====== Given records
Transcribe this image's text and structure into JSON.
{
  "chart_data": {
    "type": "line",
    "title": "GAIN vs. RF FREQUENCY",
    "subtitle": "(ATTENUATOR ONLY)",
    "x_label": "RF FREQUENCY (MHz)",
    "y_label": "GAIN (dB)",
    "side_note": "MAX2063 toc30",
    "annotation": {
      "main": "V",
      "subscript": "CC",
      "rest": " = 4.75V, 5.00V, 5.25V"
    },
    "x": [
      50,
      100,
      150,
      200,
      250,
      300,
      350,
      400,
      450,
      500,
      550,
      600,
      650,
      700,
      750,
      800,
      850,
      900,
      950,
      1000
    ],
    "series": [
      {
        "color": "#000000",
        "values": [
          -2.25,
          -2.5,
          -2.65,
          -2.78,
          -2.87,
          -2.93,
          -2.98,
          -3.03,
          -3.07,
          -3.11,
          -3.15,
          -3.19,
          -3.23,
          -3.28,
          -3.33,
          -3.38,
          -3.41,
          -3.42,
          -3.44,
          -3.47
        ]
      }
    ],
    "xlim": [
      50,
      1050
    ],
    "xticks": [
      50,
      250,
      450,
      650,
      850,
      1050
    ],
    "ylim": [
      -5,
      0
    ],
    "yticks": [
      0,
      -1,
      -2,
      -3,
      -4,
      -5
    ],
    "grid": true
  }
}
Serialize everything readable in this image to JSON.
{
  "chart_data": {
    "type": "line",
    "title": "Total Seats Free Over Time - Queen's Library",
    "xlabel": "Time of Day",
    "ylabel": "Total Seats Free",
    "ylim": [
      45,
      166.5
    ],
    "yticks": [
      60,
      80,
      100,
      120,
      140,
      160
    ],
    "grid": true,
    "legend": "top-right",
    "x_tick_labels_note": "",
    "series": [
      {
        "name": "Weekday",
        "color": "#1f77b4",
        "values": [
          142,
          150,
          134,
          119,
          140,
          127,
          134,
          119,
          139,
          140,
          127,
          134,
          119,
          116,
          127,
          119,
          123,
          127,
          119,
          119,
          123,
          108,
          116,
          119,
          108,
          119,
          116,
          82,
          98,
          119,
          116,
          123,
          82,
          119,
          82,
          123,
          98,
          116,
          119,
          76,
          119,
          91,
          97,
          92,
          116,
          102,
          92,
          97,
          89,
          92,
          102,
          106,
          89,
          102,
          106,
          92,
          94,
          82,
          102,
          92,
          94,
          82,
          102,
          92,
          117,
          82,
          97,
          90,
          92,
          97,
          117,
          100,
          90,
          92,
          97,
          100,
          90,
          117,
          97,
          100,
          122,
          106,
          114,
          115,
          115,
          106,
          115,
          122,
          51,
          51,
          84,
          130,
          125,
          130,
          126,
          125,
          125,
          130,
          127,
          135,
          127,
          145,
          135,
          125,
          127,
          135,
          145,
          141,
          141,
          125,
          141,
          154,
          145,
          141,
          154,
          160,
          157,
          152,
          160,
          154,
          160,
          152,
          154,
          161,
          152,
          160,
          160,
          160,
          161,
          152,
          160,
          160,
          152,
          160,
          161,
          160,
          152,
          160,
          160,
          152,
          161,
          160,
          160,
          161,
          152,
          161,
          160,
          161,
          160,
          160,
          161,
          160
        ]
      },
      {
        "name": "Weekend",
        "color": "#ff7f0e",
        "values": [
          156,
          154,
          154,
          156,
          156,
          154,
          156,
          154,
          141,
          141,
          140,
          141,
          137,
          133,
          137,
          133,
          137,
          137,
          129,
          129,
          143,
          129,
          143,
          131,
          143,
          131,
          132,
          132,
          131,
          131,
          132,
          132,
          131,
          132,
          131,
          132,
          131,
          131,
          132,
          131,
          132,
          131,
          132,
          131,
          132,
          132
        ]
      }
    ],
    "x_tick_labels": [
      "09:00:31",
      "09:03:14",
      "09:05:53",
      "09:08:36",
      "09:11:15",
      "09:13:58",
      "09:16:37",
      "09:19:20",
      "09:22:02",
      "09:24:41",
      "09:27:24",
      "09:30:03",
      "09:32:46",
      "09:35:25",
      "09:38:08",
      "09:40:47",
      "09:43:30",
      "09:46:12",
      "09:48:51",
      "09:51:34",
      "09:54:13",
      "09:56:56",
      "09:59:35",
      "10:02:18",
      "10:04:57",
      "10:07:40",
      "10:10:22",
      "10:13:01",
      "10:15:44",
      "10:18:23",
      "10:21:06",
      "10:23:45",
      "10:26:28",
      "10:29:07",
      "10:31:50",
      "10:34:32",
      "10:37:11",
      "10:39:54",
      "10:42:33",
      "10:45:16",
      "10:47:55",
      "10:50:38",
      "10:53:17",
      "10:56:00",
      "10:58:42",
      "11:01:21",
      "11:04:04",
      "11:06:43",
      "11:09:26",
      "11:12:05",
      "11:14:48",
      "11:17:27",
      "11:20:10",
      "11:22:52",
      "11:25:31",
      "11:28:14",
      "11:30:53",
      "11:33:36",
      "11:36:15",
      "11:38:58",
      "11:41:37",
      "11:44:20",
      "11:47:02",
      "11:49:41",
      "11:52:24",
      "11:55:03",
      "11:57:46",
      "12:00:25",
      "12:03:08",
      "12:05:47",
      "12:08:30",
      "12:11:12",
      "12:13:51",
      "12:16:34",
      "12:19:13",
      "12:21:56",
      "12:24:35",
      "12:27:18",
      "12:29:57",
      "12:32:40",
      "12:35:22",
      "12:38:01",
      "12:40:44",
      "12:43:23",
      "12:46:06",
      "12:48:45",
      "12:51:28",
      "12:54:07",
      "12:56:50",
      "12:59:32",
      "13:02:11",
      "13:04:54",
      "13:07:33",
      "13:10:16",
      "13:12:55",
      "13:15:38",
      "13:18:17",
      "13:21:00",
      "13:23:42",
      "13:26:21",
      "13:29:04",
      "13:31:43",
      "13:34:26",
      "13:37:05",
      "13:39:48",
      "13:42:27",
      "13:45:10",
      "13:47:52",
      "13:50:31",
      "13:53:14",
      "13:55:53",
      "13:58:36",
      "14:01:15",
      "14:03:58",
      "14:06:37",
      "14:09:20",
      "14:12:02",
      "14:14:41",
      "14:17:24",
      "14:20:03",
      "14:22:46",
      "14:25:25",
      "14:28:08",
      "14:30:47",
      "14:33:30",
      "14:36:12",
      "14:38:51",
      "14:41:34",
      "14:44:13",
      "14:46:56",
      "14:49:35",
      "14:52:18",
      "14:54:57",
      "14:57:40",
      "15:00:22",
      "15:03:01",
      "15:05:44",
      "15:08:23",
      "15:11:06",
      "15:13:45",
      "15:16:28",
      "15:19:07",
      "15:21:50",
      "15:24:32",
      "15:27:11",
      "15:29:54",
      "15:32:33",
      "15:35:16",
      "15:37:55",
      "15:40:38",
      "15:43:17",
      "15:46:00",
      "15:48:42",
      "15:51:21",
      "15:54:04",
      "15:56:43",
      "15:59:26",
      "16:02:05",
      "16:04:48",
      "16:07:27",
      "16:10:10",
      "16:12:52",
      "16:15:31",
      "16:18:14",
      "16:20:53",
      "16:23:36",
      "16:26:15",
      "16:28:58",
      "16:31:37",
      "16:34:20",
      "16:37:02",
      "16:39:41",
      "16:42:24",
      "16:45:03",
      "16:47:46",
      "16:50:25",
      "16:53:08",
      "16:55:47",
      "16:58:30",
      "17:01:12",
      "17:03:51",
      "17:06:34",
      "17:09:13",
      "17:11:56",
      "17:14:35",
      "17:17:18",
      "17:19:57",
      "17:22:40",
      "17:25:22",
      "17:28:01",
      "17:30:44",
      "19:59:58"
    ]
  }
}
============
▸ Description of the task
Write out every line exactly as it stands.

▸ Complete answer
Transcribe this image's text and structure into JSON.
{
  "chart_data": {
    "type": "line",
    "title": "GAIN vs. RF FREQUENCY",
    "subtitle": "(ATTENUATOR ONLY)",
    "x_label": "RF FREQUENCY (MHz)",
    "y_label": "GAIN (dB)",
    "side_note": "MAX2063 toc30",
    "annotation": {
      "main": "V",
      "subscript": "CC",
      "rest": " = 4.75V, 5.00V, 5.25V"
    },
    "x": [
      50,
      100,
      150,
      200,
      250,
      300,
      350,
      400,
      450,
      500,
      550,
      600,
      650,
      700,
      750,
      800,
      850,
      900,
      950,
      1000
    ],
    "series": [
      {
        "color": "#000000",
        "values": [
          -2.25,
          -2.5,
          -2.65,
          -2.78,
          -2.87,
          -2.93,
          -2.98,
          -3.03,
          -3.07,
          -3.11,
          -3.15,
          -3.19,
          -3.23,
          -3.28,
          -3.33,
          -3.38,
          -3.41,
          -3.42,
          -3.44,
          -3.47
        ]
      }
    ],
    "xlim": [
      50,
      1050
    ],
    "xticks": [
      50,
      250,
      450,
      650,
      850,
      1050
    ],
    "ylim": [
      -5,
      0
    ],
    "yticks": [
      0,
      -1,
      -2,
      -3,
      -4,
      -5
    ],
    "grid": true
  }
}
Serialize everything readable in this image to JSON.
{
  "chart_data": {
    "type": "line",
    "title": "Total Seats Free Over Time - Queen's Library",
    "xlabel": "Time of Day",
    "ylabel": "Total Seats Free",
    "ylim": [
      45,
      166.5
    ],
    "yticks": [
      60,
      80,
      100,
      120,
      140,
      160
    ],
    "grid": true,
    "legend": "top-right",
    "x_tick_labels_note": "",
    "series": [
      {
        "name": "Weekday",
        "color": "#1f77b4",
        "values": [
          142,
          150,
          134,
          119,
          140,
          127,
          134,
          119,
          139,
          140,
          127,
          134,
          119,
          116,
          127,
          119,
          123,
          127,
          119,
          119,
          123,
          108,
          116,
          119,
          108,
          119,
          116,
          82,
          98,
          119,
          116,
          123,
          82,
          119,
          82,
          123,
          98,
          116,
          119,
          76,
          119,
          91,
          97,
          92,
          116,
          102,
          92,
          97,
          89,
          92,
          102,
          106,
          89,
          102,
          106,
          92,
          94,
          82,
          102,
          92,
          94,
          82,
          102,
          92,
          117,
          82,
          97,
          90,
          92,
          97,
          117,
          100,
          90,
          92,
          97,
          100,
          90,
          117,
          97,
          100,
          122,
          106,
          114,
          115,
          115,
          106,
          115,
          122,
          51,
          51,
          84,
          130,
          125,
          130,
          126,
          125,
          125,
          130,
          127,
          135,
          127,
          145,
          135,
          125,
          127,
          135,
          145,
          141,
          141,
          125,
          141,
          154,
          145,
          141,
          154,
          160,
          157,
          152,
          160,
          154,
          160,
          152,
          154,
          161,
          152,
          160,
          160,
          160,
          161,
          152,
          160,
          160,
          152,
          160,
          161,
          160,
          152,
          160,
          160,
          152,
          161,
          160,
          160,
          161,
          152,
          161,
          160,
          161,
          160,
          160,
          161,
          160
        ]
      },
      {
        "name": "Weekend",
        "color": "#ff7f0e",
        "values": [
          156,
          154,
          154,
          156,
          156,
          154,
          156,
          154,
          141,
          141,
          140,
          141,
          137,
          133,
          137,
          133,
          137,
          137,
          129,
          129,
          143,
          129,
          143,
          131,
          143,
          131,
          132,
          132,
          131,
          131,
          132,
          132,
          131,
          132,
          131,
          132,
          131,
          131,
          132,
          131,
          132,
          131,
          132,
          131,
          132,
          132
        ]
      }
    ],
    "x_tick_labels": [
      "09:00:31",
      "09:03:14",
      "09:05:53",
      "09:08:36",
      "09:11:15",
      "09:13:58",
      "09:16:37",
      "09:19:20",
      "09:22:02",
      "09:24:41",
      "09:27:24",
      "09:30:03",
      "09:32:46",
      "09:35:25",
      "09:38:08",
      "09:40:47",
      "09:43:30",
      "09:46:12",
      "09:48:51",
      "09:51:34",
      "09:54:13",
      "09:56:56",
      "09:59:35",
      "10:02:18",
      "10:04:57",
      "10:07:40",
      "10:10:22",
      "10:13:01",
      "10:15:44",
      "10:18:23",
      "10:21:06",
      "10:23:45",
      "10:26:28",
      "10:29:07",
      "10:31:50",
      "10:34:32",
      "10:37:11",
      "10:39:54",
      "10:42:33",
      "10:45:16",
      "10:47:55",
      "10:50:38",
      "10:53:17",
      "10:56:00",
      "10:58:42",
      "11:01:21",
      "11:04:04",
      "11:06:43",
      "11:09:26",
      "11:12:05",
      "11:14:48",
      "11:17:27",
      "11:20:10",
      "11:22:52",
      "11:25:31",
      "11:28:14",
      "11:30:53",
      "11:33:36",
      "11:36:15",
      "11:38:58",
      "11:41:37",
      "11:44:20",
      "11:47:02",
      "11:49:41",
      "11:52:24",
      "11:55:03",
      "11:57:46",
      "12:00:25",
      "12:03:08",
      "12:05:47",
      "12:08:30",
      "12:11:12",
      "12:13:51",
      "12:16:34",
      "12:19:13",
      "12:21:56",
      "12:24:35",
      "12:27:18",
      "12:29:57",
      "12:32:40",
      "12:35:22",
      "12:38:01",
      "12:40:44",
      "12:43:23",
      "12:46:06",
      "12:48:45",
      "12:51:28",
      "12:54:07",
      "12:56:50",
      "12:59:32",
      "13:02:11",
      "13:04:54",
      "13:07:33",
      "13:10:16",
      "13:12:55",
      "13:15:38",
      "13:18:17",
      "13:21:00",
      "13:23:42",
      "13:26:21",
      "13:29:04",
      "13:31:43",
      "13:34:26",
      "13:37:05",
      "13:39:48",
      "13:42:27",
      "13:45:10",
      "13:47:52",
      "13:50:31",
      "13:53:14",
      "13:55:53",
      "13:58:36",
      "14:01:15",
      "14:03:58",
      "14:06:37",
      "14:09:20",
      "14:12:02",
      "14:14:41",
      "14:17:24",
      "14:20:03",
      "14:22:46",
      "14:25:25",
      "14:28:08",
      "14:30:47",
      "14:33:30",
      "14:36:12",
      "14:38:51",
      "14:41:34",
      "14:44:13",
      "14:46:56",
      "14:49:35",
      "14:52:18",
      "14:54:57",
      "14:57:40",
      "15:00:22",
      "15:03:01",
      "15:05:44",
      "15:08:23",
      "15:11:06",
      "15:13:45",
      "15:16:28",
      "15:19:07",
      "15:21:50",
      "15:24:32",
      "15:27:11",
      "15:29:54",
      "15:32:33",
      "15:35:16",
      "15:37:55",
      "15:40:38",
      "15:43:17",
      "15:46:00",
      "15:48:42",
      "15:51:21",
      "15:54:04",
      "15:56:43",
      "15:59:26",
      "16:02:05",
      "16:04:48",
      "16:07:27",
      "16:10:10",
      "16:12:52",
      "16:15:31",
      "16:18:14",
      "16:20:53",
      "16:23:36",
      "16:26:15",
      "16:28:58",
      "16:31:37",
      "16:34:20",
      "16:37:02",
      "16:39:41",
      "16:42:24",
      "16:45:03",
      "16:47:46",
      "16:50:25",
      "16:53:08",
      "16:55:47",
      "16:58:30",
      "17:01:12",
      "17:03:51",
      "17:06:34",
      "17:09:13",
      "17:11:56",
      "17:14:35",
      "17:17:18",
      "17:19:57",
      "17:22:40",
      "17:25:22",
      "17:28:01",
      "17:30:44",
      "19:59:58"
    ]
  }
}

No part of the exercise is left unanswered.